Your task: Extract the full set of records that follows, word for word.

+ + + + + + +

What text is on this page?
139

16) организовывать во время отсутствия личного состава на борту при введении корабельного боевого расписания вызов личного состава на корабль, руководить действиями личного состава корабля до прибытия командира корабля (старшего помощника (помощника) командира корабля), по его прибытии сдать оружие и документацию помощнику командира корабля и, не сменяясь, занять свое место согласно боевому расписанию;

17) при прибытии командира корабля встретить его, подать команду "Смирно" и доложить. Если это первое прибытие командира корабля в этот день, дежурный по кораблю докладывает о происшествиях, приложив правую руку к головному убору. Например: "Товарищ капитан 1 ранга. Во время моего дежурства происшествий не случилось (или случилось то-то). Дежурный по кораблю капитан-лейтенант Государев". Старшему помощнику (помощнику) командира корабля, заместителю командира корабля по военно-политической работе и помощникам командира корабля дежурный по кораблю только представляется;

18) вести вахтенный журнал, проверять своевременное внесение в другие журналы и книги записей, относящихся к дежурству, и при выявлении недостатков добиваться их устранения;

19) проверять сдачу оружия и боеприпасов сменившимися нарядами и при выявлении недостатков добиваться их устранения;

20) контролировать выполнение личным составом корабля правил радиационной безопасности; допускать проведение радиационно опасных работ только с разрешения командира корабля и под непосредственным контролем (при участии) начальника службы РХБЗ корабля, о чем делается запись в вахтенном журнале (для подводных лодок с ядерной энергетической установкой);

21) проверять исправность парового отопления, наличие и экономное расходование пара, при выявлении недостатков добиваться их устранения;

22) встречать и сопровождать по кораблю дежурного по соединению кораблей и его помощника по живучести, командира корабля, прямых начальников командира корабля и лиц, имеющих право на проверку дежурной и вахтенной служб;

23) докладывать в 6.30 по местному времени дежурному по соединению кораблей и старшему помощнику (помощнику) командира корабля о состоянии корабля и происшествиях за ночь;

+ + + + + + +

Written response:
What text is on this page?
139

16) организовывать во время отсутствия личного состава на борту при введении корабельного боевого расписания вызов личного состава на корабль, руководить действиями личного состава корабля до прибытия командира корабля (старшего помощника (помощника) командира корабля), по его прибытии сдать оружие и документацию помощнику командира корабля и, не сменяясь, занять свое место согласно боевому расписанию;

17) при прибытии командира корабля встретить его, подать команду "Смирно" и доложить. Если это первое прибытие командира корабля в этот день, дежурный по кораблю докладывает о происшествиях, приложив правую руку к головному убору. Например: "Товарищ капитан 1 ранга. Во время моего дежурства происшествий не случилось (или случилось то-то). Дежурный по кораблю капитан-лейтенант Государев". Старшему помощнику (помощнику) командира корабля, заместителю командира корабля по военно-политической работе и помощникам командира корабля дежурный по кораблю только представляется;

18) вести вахтенный журнал, проверять своевременное внесение в другие журналы и книги записей, относящихся к дежурству, и при выявлении недостатков добиваться их устранения;

19) проверять сдачу оружия и боеприпасов сменившимися нарядами и при выявлении недостатков добиваться их устранения;

20) контролировать выполнение личным составом корабля правил радиационной безопасности; допускать проведение радиационно опасных работ только с разрешения командира корабля и под непосредственным контролем (при участии) начальника службы РХБЗ корабля, о чем делается запись в вахтенном журнале (для подводных лодок с ядерной энергетической установкой);

21) проверять исправность парового отопления, наличие и экономное расходование пара, при выявлении недостатков добиваться их устранения;

22) встречать и сопровождать по кораблю дежурного по соединению кораблей и его помощника по живучести, командира корабля, прямых начальников командира корабля и лиц, имеющих право на проверку дежурной и вахтенной служб;

23) докладывать в 6.30 по местному времени дежурному по соединению кораблей и старшему помощнику (помощнику) командира корабля о состоянии корабля и происшествиях за ночь;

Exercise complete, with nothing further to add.